Document content entries
▼
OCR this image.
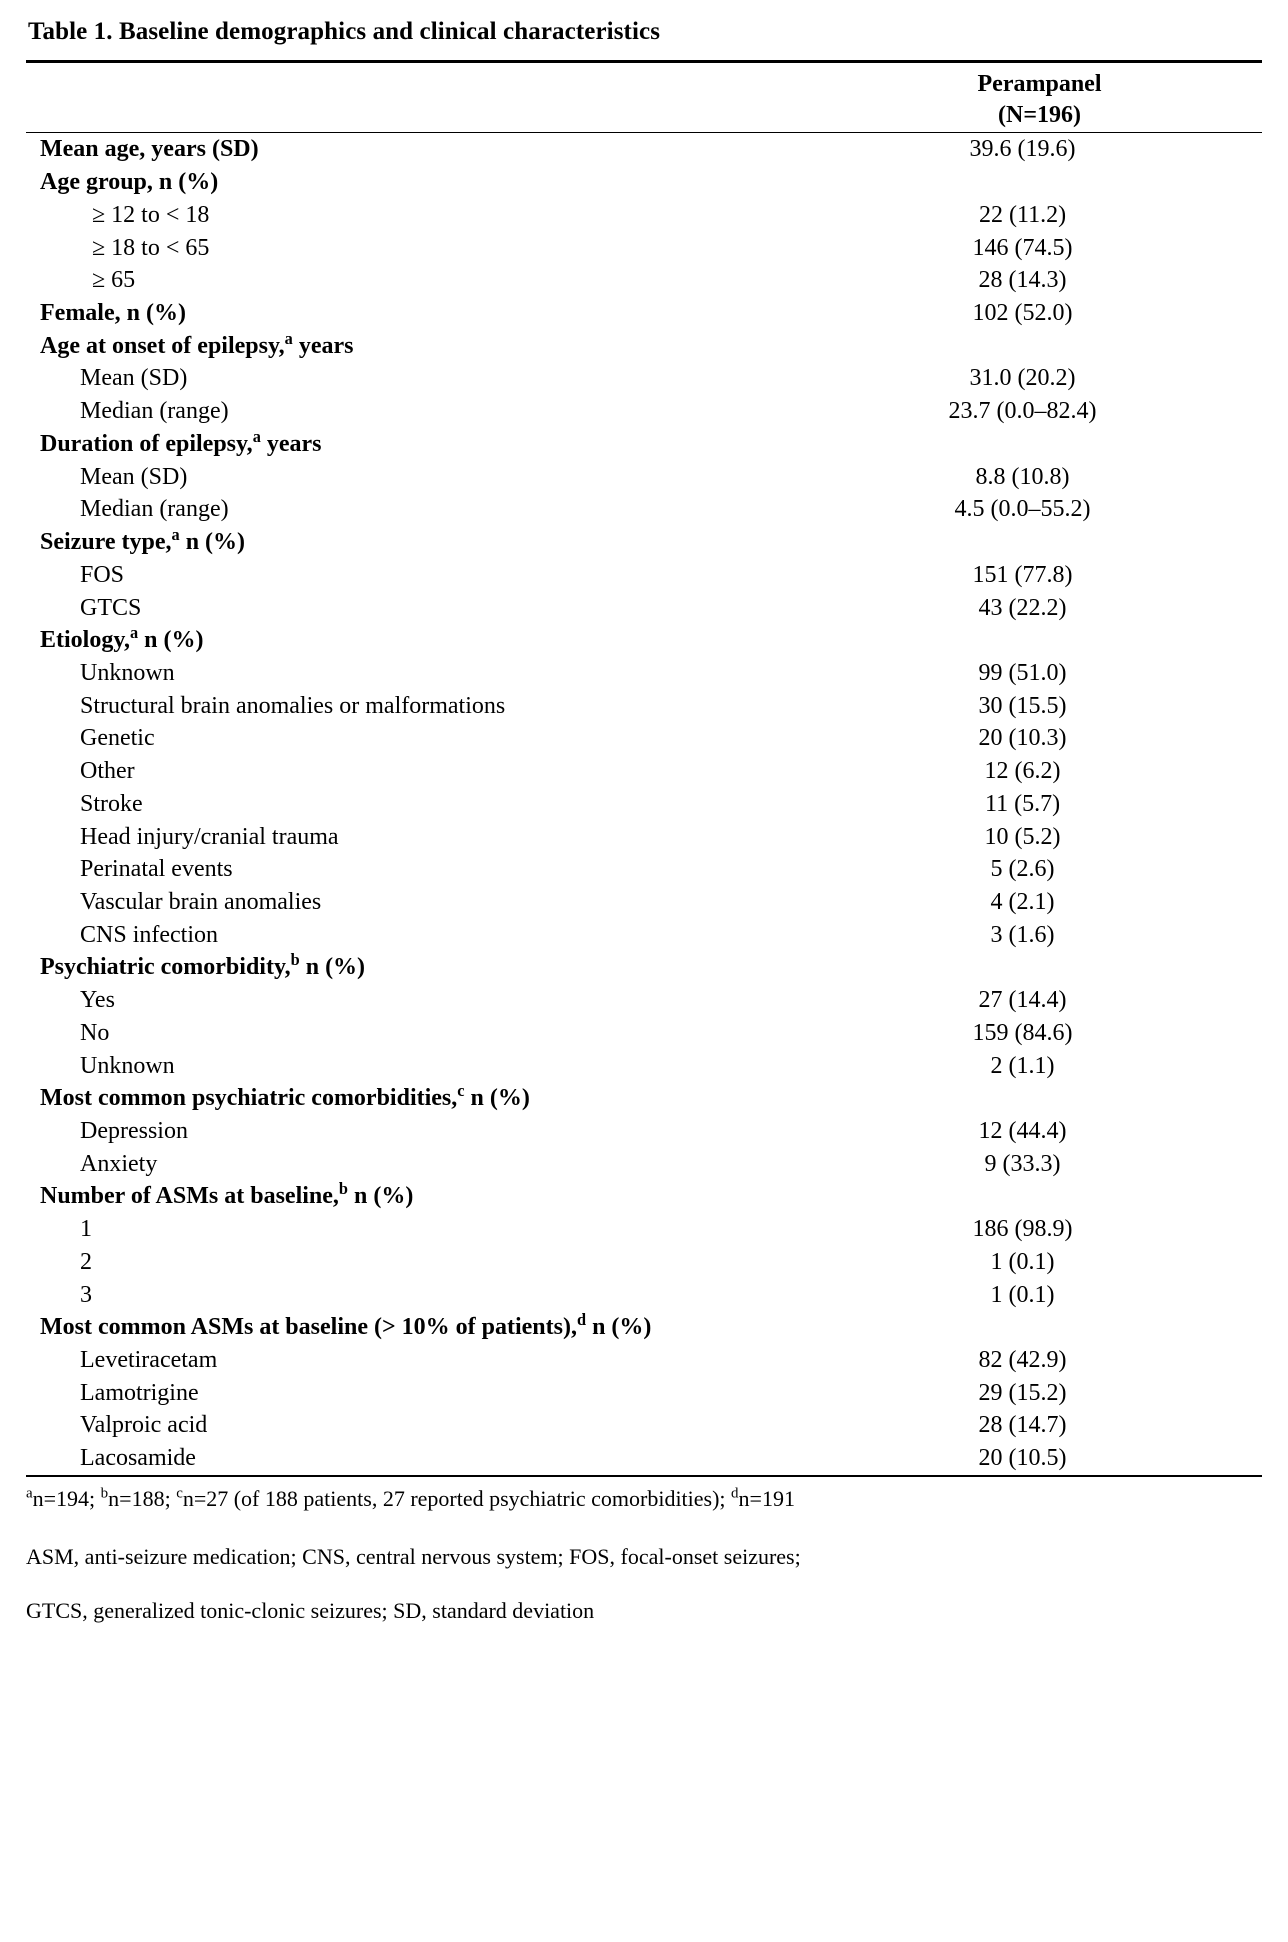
Table 1. Baseline demographics and clinical characteristics
	Perampanel
(N=196)

Mean age, years (SD)	39.6 (19.6)
Age group, n (%)	
≥ 12 to < 18	22 (11.2)
≥ 18 to < 65	146 (74.5)
≥ 65	28 (14.3)
Female, n (%)	102 (52.0)
Age at onset of epilepsy,$^a$ years	
Mean (SD)	31.0 (20.2)
Median (range)	23.7 (0.0–82.4)
Duration of epilepsy,$^a$ years	
Mean (SD)	8.8 (10.8)
Median (range)	4.5 (0.0–55.2)
Seizure type,$^a$ n (%)	
FOS	151 (77.8)
GTCS	43 (22.2)
Etiology,$^a$ n (%)	
Unknown	99 (51.0)
Structural brain anomalies or malformations	30 (15.5)
Genetic	20 (10.3)
Other	12 (6.2)
Stroke	11 (5.7)
Head injury/cranial trauma	10 (5.2)
Perinatal events	5 (2.6)
Vascular brain anomalies	4 (2.1)
CNS infection	3 (1.6)
Psychiatric comorbidity,$^b$ n (%)	
Yes	27 (14.4)
No	159 (84.6)
Unknown	2 (1.1)
Most common psychiatric comorbidities,$^c$ n (%)	
Depression	12 (44.4)
Anxiety	9 (33.3)
Number of ASMs at baseline,$^b$ n (%)	
1	186 (98.9)
2	1 (0.1)
3	1 (0.1)
Most common ASMs at baseline (> 10% of patients),$^d$ n (%)	
Levetiracetam	82 (42.9)
Lamotrigine	29 (15.2)
Valproic acid	28 (14.7)
Lacosamide	20 (10.5)
$^a$n=194; $^b$n=188; $^c$n=27 (of 188 patients, 27 reported psychiatric comorbidities); $^d$n=191
ASM, anti-seizure medication; CNS, central nervous system; FOS, focal-onset seizures;
GTCS, generalized tonic-clonic seizures; SD, standard deviation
▲
EXERCISE INSTRUCTIONS -> The response must contain each line above that holds the string "GTCS".

EXERCISE RESULT ->
GTCS	43 (22.2)
GTCS, generalized tonic-clonic seizures; SD, standard deviation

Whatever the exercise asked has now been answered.